DIRECTIONS
Retype exactly the stretch of lines that begins at the line containing "Extract all readable text from this page." and ends at the last line of the data, with no other lines.

THE DATA
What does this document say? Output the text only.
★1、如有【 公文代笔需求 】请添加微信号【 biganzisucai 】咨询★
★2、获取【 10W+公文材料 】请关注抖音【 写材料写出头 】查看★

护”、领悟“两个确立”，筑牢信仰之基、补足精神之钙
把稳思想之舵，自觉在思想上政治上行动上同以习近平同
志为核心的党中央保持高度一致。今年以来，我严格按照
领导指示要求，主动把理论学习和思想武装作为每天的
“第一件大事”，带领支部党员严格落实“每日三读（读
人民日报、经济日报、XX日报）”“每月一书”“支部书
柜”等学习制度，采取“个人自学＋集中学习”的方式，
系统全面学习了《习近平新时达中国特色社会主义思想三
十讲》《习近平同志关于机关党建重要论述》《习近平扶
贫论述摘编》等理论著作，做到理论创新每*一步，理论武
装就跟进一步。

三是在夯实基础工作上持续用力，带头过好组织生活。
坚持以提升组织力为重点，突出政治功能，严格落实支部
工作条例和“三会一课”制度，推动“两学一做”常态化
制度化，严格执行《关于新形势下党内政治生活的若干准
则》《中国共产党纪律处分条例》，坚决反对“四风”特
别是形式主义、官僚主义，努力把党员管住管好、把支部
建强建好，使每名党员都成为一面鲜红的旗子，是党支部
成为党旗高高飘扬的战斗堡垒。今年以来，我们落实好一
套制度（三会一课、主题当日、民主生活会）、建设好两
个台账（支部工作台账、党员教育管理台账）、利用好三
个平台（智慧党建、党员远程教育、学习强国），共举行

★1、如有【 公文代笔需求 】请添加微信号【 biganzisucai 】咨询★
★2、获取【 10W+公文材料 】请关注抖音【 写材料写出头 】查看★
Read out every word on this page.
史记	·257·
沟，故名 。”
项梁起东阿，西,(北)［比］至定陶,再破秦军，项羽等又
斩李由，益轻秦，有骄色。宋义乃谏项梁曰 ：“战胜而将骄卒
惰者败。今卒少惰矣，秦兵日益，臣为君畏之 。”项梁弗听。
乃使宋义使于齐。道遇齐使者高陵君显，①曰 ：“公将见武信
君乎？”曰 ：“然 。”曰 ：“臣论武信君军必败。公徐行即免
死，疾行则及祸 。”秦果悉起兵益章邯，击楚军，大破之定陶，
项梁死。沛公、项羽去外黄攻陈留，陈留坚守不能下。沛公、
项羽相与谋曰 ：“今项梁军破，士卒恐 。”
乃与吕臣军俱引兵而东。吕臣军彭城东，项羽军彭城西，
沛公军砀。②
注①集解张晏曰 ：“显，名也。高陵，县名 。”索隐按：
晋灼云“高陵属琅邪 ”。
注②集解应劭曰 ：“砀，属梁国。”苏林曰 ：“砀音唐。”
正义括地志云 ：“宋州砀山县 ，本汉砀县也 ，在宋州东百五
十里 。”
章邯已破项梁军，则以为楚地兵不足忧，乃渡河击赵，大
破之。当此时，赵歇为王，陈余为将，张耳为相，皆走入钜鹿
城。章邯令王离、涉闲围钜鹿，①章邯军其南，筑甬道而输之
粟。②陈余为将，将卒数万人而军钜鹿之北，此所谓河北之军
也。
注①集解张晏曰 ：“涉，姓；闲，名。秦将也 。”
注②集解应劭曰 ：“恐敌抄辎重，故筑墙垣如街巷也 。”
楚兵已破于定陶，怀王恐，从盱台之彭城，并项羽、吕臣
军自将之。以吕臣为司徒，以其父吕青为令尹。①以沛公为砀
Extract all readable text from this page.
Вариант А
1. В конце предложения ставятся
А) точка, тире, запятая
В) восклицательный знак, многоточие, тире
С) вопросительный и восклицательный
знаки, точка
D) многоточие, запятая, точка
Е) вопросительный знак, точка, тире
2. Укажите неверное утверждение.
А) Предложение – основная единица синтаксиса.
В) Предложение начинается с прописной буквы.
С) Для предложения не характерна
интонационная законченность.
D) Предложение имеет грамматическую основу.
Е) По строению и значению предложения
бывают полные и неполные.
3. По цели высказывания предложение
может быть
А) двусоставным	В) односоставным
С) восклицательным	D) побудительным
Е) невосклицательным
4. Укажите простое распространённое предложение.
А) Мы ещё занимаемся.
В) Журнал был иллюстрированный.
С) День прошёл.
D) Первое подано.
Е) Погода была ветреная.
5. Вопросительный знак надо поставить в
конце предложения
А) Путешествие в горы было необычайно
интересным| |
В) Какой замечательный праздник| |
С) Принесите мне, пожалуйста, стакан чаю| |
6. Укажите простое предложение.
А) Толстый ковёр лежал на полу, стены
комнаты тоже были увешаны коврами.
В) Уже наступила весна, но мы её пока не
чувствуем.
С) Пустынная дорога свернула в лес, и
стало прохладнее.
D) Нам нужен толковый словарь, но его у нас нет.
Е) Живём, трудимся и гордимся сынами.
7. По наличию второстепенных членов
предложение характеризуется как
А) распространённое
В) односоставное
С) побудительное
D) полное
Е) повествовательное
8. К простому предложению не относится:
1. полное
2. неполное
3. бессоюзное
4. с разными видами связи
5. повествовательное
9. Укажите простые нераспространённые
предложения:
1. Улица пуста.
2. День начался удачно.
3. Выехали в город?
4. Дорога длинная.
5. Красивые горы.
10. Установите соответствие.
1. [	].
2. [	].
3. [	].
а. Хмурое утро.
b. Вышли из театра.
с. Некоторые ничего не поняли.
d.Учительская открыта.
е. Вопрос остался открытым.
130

SOLVED EXERCISE
Extract all readable text from this page.
Вариант А
1. В конце предложения ставятся
А) точка, тире, запятая
В) восклицательный знак, многоточие, тире
С) вопросительный и восклицательный
знаки, точка
D) многоточие, запятая, точка
Е) вопросительный знак, точка, тире
2. Укажите неверное утверждение.
А) Предложение – основная единица синтаксиса.
В) Предложение начинается с прописной буквы.
С) Для предложения не характерна
интонационная законченность.
D) Предложение имеет грамматическую основу.
Е) По строению и значению предложения
бывают полные и неполные.
3. По цели высказывания предложение
может быть
А) двусоставным	В) односоставным
С) восклицательным	D) побудительным
Е) невосклицательным
4. Укажите простое распространённое предложение.
А) Мы ещё занимаемся.
В) Журнал был иллюстрированный.
С) День прошёл.
D) Первое подано.
Е) Погода была ветреная.
5. Вопросительный знак надо поставить в
конце предложения
А) Путешествие в горы было необычайно
интересным| |
В) Какой замечательный праздник| |
С) Принесите мне, пожалуйста, стакан чаю| |
6. Укажите простое предложение.
А) Толстый ковёр лежал на полу, стены
комнаты тоже были увешаны коврами.
В) Уже наступила весна, но мы её пока не
чувствуем.
С) Пустынная дорога свернула в лес, и
стало прохладнее.
D) Нам нужен толковый словарь, но его у нас нет.
Е) Живём, трудимся и гордимся сынами.
7. По наличию второстепенных членов
предложение характеризуется как
А) распространённое
В) односоставное
С) побудительное
D) полное
Е) повествовательное
8. К простому предложению не относится:
1. полное
2. неполное
3. бессоюзное
4. с разными видами связи
5. повествовательное
9. Укажите простые нераспространённые
предложения:
1. Улица пуста.
2. День начался удачно.
3. Выехали в город?
4. Дорога длинная.
5. Красивые горы.
10. Установите соответствие.
1. [	].
2. [	].
3. [	].
а. Хмурое утро.
b. Вышли из театра.
с. Некоторые ничего не поняли.
d.Учительская открыта.
е. Вопрос остался открытым.
130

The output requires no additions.